>> START Data
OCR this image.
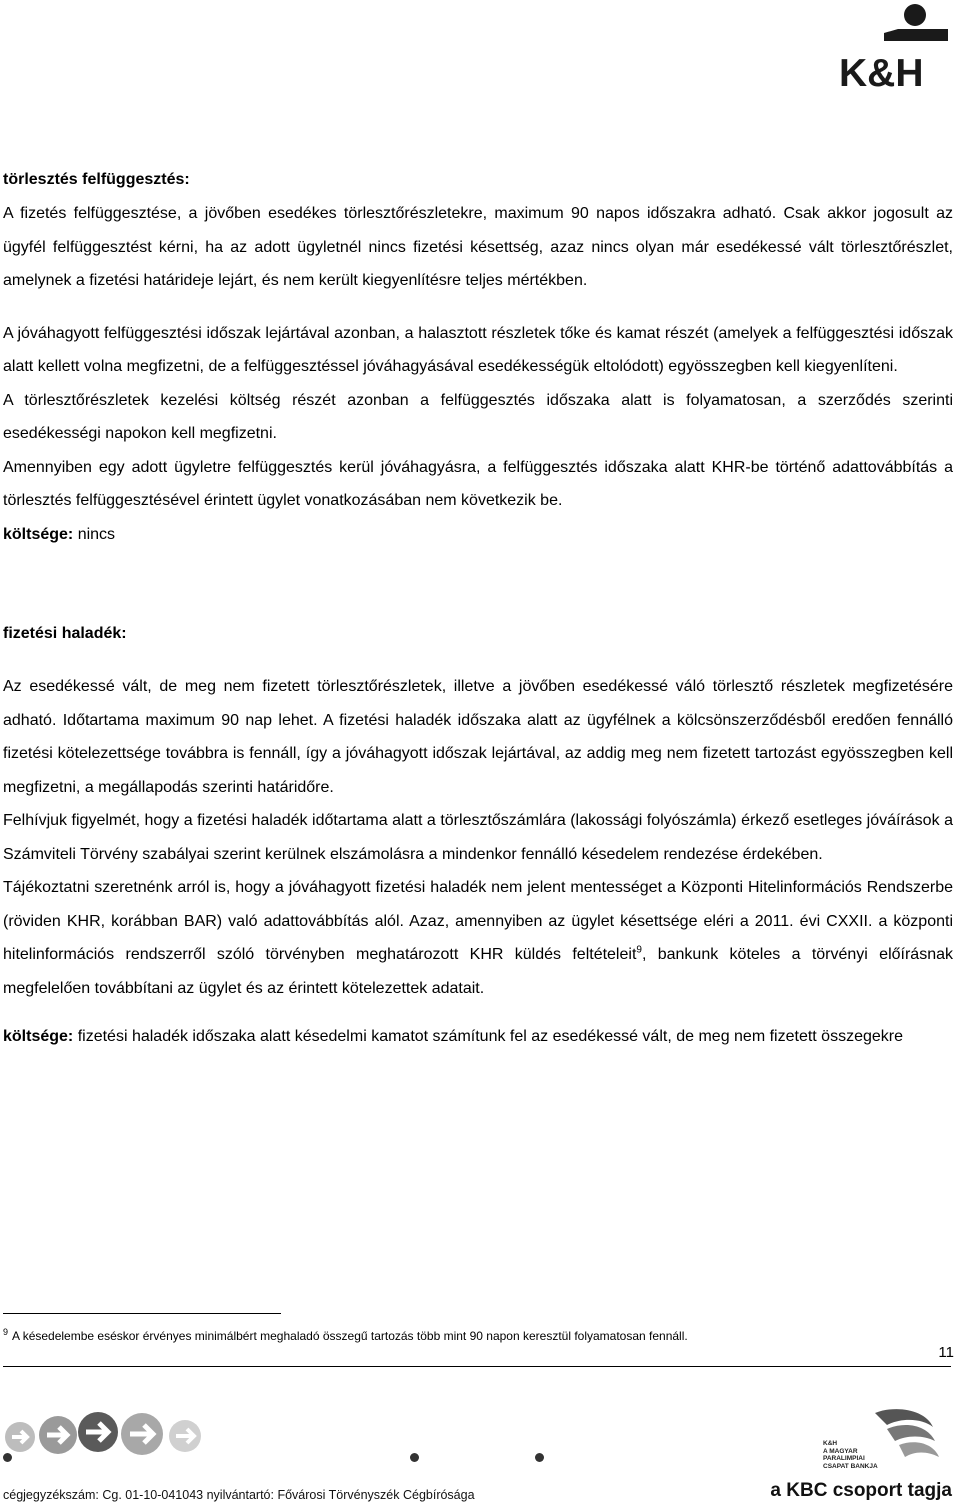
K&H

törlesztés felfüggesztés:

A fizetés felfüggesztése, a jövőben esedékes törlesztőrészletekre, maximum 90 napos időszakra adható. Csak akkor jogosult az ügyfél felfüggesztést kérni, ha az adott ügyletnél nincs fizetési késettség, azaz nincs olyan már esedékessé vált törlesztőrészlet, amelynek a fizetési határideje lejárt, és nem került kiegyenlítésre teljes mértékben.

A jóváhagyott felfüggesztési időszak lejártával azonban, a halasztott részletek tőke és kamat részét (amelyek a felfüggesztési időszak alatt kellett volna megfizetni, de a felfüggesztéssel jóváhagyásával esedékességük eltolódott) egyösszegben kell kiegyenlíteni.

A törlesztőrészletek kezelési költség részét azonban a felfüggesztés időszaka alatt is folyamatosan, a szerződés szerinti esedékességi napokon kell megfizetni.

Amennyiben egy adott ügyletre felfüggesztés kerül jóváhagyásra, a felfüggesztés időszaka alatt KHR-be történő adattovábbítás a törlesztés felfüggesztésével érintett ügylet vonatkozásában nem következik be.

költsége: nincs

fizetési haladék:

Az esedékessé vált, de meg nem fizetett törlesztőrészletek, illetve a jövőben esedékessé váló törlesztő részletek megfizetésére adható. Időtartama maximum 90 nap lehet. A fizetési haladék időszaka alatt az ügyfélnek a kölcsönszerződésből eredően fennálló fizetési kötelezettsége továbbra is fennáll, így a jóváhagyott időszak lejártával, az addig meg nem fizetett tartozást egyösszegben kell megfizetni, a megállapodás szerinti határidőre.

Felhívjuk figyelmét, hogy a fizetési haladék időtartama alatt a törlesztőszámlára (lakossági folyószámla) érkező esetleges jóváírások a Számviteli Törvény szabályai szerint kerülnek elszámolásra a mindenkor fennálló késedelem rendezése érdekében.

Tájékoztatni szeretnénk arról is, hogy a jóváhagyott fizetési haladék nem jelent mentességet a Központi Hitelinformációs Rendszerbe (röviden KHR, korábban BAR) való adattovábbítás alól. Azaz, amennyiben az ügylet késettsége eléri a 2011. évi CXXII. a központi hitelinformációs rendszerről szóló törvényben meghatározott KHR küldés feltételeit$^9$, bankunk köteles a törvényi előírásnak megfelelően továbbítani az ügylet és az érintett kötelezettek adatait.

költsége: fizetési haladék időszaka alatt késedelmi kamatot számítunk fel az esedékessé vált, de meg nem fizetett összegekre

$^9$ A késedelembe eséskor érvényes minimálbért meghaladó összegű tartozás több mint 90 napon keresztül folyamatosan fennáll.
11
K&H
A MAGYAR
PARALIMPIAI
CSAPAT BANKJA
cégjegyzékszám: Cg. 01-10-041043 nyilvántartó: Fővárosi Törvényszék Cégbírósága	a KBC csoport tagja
>> END Data
What the exercise asks → Reproduce every record above exactly, omitting the pictures.

Task solution →
OCR this image.
K&H

törlesztés felfüggesztés:

A fizetés felfüggesztése, a jövőben esedékes törlesztőrészletekre, maximum 90 napos időszakra adható. Csak akkor jogosult az ügyfél felfüggesztést kérni, ha az adott ügyletnél nincs fizetési késettség, azaz nincs olyan már esedékessé vált törlesztőrészlet, amelynek a fizetési határideje lejárt, és nem került kiegyenlítésre teljes mértékben.

A jóváhagyott felfüggesztési időszak lejártával azonban, a halasztott részletek tőke és kamat részét (amelyek a felfüggesztési időszak alatt kellett volna megfizetni, de a felfüggesztéssel jóváhagyásával esedékességük eltolódott) egyösszegben kell kiegyenlíteni.

A törlesztőrészletek kezelési költség részét azonban a felfüggesztés időszaka alatt is folyamatosan, a szerződés szerinti esedékességi napokon kell megfizetni.

Amennyiben egy adott ügyletre felfüggesztés kerül jóváhagyásra, a felfüggesztés időszaka alatt KHR-be történő adattovábbítás a törlesztés felfüggesztésével érintett ügylet vonatkozásában nem következik be.

költsége: nincs

fizetési haladék:

Az esedékessé vált, de meg nem fizetett törlesztőrészletek, illetve a jövőben esedékessé váló törlesztő részletek megfizetésére adható. Időtartama maximum 90 nap lehet. A fizetési haladék időszaka alatt az ügyfélnek a kölcsönszerződésből eredően fennálló fizetési kötelezettsége továbbra is fennáll, így a jóváhagyott időszak lejártával, az addig meg nem fizetett tartozást egyösszegben kell megfizetni, a megállapodás szerinti határidőre.

Felhívjuk figyelmét, hogy a fizetési haladék időtartama alatt a törlesztőszámlára (lakossági folyószámla) érkező esetleges jóváírások a Számviteli Törvény szabályai szerint kerülnek elszámolásra a mindenkor fennálló késedelem rendezése érdekében.

Tájékoztatni szeretnénk arról is, hogy a jóváhagyott fizetési haladék nem jelent mentességet a Központi Hitelinformációs Rendszerbe (röviden KHR, korábban BAR) való adattovábbítás alól. Azaz, amennyiben az ügylet késettsége eléri a 2011. évi CXXII. a központi hitelinformációs rendszerről szóló törvényben meghatározott KHR küldés feltételeit$^9$, bankunk köteles a törvényi előírásnak megfelelően továbbítani az ügylet és az érintett kötelezettek adatait.

költsége: fizetési haladék időszaka alatt késedelmi kamatot számítunk fel az esedékessé vált, de meg nem fizetett összegekre

$^9$ A késedelembe eséskor érvényes minimálbért meghaladó összegű tartozás több mint 90 napon keresztül folyamatosan fennáll.
11
K&H
A MAGYAR
PARALIMPIAI
CSAPAT BANKJA
cégjegyzékszám: Cg. 01-10-041043 nyilvántartó: Fővárosi Törvényszék Cégbírósága	a KBC csoport tagja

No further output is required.